What is required =
Copy out each line that has "wäre" in it.

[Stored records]
--- START ---

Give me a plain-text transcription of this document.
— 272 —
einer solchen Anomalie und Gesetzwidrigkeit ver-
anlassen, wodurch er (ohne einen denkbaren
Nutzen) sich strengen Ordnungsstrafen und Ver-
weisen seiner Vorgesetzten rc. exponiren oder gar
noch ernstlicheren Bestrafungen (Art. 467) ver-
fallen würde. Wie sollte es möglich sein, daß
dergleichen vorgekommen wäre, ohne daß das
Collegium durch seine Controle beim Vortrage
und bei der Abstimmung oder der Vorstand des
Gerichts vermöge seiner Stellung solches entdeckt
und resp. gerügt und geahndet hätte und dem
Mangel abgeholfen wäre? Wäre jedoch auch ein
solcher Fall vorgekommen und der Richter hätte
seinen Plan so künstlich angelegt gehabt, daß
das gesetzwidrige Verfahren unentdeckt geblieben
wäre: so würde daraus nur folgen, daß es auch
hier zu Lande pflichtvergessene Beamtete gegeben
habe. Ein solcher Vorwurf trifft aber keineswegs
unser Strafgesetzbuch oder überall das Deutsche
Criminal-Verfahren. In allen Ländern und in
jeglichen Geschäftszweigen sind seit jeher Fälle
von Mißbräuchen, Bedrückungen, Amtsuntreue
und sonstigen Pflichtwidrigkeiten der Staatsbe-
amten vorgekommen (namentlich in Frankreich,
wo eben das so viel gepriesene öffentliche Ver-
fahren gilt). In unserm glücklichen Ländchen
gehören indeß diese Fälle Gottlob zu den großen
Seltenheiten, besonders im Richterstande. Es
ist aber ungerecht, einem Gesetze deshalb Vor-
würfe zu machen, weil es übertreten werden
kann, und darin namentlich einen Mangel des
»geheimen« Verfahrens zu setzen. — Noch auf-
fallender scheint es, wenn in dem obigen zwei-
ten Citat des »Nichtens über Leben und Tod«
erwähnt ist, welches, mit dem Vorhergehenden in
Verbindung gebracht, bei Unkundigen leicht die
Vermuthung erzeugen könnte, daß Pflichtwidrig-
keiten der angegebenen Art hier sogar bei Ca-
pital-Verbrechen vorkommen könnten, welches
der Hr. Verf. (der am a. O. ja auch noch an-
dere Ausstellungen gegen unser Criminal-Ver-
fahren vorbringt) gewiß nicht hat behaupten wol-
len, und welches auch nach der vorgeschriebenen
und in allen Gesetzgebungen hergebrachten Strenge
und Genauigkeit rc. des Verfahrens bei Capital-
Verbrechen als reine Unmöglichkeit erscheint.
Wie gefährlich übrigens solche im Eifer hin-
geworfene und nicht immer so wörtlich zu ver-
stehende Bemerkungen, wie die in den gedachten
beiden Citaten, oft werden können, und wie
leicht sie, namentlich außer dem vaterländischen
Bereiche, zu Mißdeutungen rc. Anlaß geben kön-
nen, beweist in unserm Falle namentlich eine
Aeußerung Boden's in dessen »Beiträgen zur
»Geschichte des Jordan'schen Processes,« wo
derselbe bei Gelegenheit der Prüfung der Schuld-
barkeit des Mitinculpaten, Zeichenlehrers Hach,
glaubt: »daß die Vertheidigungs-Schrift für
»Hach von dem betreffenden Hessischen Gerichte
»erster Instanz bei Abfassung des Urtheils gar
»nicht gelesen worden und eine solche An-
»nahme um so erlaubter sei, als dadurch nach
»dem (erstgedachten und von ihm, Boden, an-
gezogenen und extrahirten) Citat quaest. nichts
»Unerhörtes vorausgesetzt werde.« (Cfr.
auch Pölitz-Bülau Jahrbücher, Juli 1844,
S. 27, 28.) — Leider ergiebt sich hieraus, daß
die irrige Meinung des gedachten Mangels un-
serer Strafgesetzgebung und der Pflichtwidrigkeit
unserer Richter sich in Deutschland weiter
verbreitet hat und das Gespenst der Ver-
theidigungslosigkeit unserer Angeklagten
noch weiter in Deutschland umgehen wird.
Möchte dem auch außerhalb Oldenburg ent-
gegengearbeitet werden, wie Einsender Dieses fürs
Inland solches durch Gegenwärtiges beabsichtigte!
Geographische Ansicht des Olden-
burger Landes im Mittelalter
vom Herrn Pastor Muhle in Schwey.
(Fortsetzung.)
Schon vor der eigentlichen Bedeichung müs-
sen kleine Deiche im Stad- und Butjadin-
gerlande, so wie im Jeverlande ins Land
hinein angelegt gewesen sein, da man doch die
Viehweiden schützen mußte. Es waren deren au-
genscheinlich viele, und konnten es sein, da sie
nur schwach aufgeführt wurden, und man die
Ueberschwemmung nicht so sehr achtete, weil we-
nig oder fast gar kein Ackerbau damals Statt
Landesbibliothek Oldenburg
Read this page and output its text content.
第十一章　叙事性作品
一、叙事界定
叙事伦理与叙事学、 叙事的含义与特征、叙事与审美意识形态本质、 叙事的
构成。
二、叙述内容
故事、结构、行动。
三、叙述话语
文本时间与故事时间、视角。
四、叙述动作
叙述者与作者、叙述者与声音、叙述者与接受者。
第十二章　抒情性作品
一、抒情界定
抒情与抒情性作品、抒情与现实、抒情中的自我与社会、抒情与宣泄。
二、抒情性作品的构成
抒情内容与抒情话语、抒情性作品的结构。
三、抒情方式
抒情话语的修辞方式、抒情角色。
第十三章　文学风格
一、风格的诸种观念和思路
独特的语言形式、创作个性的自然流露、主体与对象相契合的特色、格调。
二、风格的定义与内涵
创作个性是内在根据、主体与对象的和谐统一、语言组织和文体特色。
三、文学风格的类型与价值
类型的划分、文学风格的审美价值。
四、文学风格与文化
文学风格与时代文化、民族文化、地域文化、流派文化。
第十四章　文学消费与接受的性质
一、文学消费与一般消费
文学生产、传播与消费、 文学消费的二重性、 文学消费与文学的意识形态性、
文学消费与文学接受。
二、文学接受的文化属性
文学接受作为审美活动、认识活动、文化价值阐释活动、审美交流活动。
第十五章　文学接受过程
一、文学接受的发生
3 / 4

--- END ---

Task result =
dergleichen vorgekommen wäre, ohne daß das
Mangel abgeholfen wäre? Wäre jedoch auch ein
wäre: so würde daraus nur folgen, daß es auch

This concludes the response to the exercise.